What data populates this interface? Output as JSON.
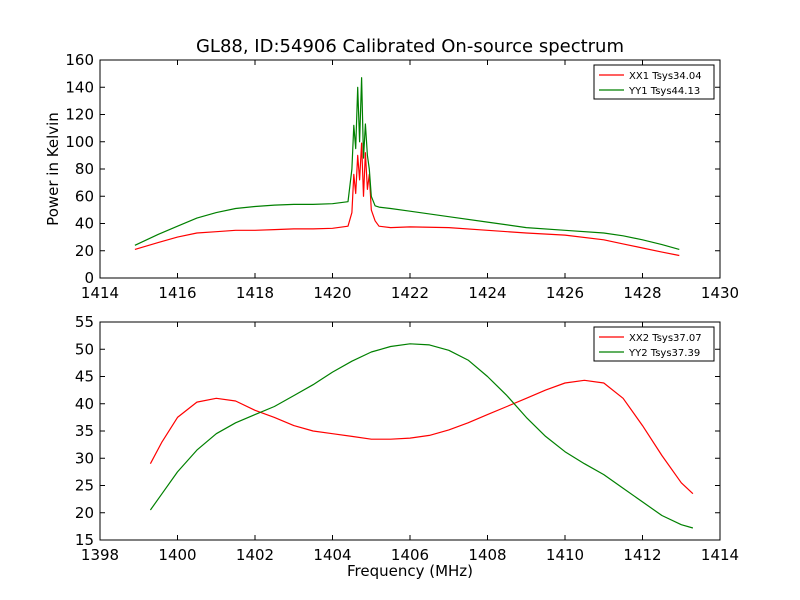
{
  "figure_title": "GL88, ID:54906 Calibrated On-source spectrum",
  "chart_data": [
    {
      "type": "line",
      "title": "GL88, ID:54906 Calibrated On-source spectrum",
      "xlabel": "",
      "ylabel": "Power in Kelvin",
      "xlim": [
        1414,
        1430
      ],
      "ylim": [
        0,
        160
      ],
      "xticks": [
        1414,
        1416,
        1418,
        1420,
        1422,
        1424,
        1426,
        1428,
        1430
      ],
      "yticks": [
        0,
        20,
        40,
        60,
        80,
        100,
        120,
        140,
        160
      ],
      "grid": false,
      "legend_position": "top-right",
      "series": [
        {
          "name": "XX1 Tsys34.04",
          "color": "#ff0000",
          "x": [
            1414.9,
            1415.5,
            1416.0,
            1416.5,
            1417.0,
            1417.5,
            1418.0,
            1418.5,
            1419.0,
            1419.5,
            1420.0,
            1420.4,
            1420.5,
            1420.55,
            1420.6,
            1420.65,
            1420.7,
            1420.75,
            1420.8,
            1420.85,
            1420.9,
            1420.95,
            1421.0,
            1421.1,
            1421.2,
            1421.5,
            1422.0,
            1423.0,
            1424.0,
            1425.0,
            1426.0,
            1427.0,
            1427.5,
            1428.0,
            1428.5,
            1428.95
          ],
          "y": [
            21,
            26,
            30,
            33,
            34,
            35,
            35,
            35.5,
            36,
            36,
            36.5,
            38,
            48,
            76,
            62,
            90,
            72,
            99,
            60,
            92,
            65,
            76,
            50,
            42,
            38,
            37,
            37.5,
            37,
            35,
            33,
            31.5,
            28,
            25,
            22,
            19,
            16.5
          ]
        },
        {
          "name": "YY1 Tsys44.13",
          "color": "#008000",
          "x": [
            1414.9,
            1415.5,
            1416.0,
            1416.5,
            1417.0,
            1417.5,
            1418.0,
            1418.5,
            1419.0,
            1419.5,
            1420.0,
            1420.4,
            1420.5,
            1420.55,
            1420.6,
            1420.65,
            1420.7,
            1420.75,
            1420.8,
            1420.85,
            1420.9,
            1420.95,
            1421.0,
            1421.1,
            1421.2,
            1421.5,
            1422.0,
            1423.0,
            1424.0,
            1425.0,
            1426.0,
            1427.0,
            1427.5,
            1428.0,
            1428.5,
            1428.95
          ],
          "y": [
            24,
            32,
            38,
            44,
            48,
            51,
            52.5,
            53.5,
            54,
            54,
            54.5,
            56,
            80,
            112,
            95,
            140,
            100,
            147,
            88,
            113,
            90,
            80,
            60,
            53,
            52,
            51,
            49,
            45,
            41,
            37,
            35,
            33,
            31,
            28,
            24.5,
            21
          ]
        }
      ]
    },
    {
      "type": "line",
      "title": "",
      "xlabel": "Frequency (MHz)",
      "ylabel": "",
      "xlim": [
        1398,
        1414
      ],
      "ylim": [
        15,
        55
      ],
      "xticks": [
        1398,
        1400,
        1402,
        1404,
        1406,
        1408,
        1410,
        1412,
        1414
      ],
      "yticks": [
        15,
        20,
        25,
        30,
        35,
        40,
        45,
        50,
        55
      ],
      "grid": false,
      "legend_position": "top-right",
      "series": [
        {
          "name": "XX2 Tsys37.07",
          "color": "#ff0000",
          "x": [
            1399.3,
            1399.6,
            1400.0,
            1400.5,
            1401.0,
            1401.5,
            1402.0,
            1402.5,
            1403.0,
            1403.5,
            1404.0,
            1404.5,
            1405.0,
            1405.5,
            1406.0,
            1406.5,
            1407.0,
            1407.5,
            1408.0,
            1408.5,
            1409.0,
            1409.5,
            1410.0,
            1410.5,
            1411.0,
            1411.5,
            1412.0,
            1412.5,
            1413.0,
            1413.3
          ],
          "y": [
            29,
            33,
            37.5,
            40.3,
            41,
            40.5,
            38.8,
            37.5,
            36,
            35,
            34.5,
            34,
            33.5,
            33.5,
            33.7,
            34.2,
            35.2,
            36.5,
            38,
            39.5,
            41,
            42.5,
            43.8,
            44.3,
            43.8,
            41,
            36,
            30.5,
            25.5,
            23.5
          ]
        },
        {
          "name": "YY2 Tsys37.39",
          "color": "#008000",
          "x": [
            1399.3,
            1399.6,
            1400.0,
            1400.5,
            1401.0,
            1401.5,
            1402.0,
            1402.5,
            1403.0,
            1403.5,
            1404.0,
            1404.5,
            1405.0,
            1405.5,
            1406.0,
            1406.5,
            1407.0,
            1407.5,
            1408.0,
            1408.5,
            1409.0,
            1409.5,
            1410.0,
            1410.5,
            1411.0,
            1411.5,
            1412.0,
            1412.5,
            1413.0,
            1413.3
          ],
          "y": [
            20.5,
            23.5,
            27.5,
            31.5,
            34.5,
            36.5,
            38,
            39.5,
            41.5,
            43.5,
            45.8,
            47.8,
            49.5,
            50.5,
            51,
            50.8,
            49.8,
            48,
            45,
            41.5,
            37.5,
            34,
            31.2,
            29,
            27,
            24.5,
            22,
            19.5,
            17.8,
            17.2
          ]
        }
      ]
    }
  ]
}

==

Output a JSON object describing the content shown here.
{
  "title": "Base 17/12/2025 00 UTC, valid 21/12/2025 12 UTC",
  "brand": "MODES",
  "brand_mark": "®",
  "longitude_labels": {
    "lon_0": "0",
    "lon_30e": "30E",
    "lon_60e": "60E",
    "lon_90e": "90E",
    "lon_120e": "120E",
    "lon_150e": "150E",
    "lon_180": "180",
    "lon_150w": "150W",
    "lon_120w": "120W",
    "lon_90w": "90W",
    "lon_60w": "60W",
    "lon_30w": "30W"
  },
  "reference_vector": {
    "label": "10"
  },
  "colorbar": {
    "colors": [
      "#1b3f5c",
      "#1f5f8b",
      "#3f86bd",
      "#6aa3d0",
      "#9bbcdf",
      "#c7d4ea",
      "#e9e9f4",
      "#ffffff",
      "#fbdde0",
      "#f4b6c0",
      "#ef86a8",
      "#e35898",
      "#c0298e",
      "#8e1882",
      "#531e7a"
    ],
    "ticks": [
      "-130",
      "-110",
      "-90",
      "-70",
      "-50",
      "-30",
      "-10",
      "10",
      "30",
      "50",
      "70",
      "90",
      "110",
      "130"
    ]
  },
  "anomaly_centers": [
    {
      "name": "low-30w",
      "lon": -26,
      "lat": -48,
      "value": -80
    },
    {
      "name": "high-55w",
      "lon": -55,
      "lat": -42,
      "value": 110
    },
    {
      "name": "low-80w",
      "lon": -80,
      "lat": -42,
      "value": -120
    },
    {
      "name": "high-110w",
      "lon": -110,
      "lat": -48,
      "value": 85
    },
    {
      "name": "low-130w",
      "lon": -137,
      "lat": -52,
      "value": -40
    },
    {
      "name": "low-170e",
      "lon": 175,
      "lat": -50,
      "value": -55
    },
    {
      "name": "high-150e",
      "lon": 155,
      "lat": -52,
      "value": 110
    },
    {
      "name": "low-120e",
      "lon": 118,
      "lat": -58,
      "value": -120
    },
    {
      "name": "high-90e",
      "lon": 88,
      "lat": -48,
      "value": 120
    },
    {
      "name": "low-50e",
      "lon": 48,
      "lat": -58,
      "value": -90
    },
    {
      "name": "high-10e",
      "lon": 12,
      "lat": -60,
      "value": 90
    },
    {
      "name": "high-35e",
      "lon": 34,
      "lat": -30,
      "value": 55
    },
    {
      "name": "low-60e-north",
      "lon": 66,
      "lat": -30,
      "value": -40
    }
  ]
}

REQUIRED TASK -
Look for "source" and pull out every line that has it.

THE COMPLETED TASK -
  "figure_title": "GL88, ID:54906 Calibrated On-source spectrum",
      "title": "GL88, ID:54906 Calibrated On-source spectrum",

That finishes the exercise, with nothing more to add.